Records from a collection
───

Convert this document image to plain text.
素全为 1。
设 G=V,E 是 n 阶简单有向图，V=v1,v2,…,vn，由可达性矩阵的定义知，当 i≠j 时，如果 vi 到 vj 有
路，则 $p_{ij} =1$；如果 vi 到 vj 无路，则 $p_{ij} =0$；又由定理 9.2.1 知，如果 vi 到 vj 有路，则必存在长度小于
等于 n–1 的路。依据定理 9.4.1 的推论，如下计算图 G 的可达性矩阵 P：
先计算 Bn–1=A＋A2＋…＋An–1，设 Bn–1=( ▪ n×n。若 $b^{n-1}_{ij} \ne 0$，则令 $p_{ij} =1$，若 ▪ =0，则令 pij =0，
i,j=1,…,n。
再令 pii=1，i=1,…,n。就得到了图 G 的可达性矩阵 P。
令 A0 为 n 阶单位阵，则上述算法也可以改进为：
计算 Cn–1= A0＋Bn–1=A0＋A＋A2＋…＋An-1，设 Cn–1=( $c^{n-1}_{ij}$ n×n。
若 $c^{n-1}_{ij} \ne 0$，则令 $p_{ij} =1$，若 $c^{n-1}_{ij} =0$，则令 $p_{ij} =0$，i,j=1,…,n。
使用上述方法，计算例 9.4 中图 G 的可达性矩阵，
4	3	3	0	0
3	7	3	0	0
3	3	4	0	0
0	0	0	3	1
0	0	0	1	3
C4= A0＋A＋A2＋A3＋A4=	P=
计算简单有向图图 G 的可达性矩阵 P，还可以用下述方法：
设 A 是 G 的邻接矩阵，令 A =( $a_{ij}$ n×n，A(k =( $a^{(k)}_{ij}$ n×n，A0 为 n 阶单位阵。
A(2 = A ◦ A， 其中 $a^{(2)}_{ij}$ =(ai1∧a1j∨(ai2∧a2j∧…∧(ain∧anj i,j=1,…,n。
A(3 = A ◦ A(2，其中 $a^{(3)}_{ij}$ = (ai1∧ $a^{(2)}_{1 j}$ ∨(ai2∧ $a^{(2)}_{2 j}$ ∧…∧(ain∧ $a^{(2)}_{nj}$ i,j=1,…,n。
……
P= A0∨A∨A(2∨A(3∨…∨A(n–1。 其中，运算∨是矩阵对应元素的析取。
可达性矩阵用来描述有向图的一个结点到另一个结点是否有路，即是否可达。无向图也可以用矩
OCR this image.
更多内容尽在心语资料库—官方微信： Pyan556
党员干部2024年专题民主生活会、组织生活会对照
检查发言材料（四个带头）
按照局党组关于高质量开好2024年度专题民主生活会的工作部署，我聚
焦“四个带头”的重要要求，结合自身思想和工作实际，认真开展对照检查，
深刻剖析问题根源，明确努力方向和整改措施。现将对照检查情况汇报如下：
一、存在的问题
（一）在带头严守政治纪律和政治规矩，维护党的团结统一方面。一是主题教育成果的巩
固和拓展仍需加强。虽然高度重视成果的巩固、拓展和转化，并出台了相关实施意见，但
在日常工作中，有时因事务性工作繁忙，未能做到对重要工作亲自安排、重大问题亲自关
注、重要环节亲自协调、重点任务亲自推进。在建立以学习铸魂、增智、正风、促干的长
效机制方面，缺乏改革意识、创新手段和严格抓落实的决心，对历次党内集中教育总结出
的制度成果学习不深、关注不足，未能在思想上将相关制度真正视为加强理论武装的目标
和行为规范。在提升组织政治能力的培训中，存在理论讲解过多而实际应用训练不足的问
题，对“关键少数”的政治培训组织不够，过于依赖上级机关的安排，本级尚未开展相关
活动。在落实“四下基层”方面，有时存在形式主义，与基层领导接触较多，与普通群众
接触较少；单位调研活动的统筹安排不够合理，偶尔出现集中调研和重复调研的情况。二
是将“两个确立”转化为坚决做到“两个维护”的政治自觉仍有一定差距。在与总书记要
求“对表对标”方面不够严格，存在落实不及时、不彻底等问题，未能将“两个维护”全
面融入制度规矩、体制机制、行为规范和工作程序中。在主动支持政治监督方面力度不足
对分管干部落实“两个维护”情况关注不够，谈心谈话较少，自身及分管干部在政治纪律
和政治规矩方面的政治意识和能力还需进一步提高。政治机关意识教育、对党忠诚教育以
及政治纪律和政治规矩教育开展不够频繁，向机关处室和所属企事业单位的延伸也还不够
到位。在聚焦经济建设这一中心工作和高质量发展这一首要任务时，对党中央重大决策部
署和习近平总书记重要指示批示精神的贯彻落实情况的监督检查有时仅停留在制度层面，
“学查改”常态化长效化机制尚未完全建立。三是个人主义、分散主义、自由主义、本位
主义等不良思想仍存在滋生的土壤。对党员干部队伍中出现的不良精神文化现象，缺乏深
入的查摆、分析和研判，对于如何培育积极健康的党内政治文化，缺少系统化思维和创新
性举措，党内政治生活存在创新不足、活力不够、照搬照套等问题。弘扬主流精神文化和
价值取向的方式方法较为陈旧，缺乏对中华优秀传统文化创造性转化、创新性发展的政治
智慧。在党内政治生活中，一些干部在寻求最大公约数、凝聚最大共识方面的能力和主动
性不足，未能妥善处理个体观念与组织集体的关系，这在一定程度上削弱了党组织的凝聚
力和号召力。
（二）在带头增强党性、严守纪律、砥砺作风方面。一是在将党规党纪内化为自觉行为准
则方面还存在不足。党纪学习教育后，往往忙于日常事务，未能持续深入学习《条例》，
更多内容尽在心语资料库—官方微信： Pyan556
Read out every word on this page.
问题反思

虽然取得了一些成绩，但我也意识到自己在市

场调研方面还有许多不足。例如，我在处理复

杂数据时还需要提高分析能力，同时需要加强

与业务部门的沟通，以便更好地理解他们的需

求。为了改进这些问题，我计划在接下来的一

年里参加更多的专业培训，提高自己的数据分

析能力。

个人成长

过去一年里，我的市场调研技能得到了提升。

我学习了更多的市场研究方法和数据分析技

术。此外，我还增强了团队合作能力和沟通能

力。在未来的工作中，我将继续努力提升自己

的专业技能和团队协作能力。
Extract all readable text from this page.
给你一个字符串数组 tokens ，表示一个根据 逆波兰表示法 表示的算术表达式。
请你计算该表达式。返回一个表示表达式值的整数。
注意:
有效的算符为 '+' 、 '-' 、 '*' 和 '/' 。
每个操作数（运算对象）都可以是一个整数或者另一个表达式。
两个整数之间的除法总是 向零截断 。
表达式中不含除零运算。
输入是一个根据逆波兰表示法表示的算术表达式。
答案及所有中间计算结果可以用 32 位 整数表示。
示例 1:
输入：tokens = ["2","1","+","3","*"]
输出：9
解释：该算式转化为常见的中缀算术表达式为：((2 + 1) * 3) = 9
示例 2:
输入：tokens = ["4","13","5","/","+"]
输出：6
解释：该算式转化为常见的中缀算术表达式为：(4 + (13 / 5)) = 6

───

__Instructions to follow__
In the records above, locate each line with the word "text". Copy all such lines.

__Exercise response__
Convert this document image to plain text.
Extract all readable text from this page.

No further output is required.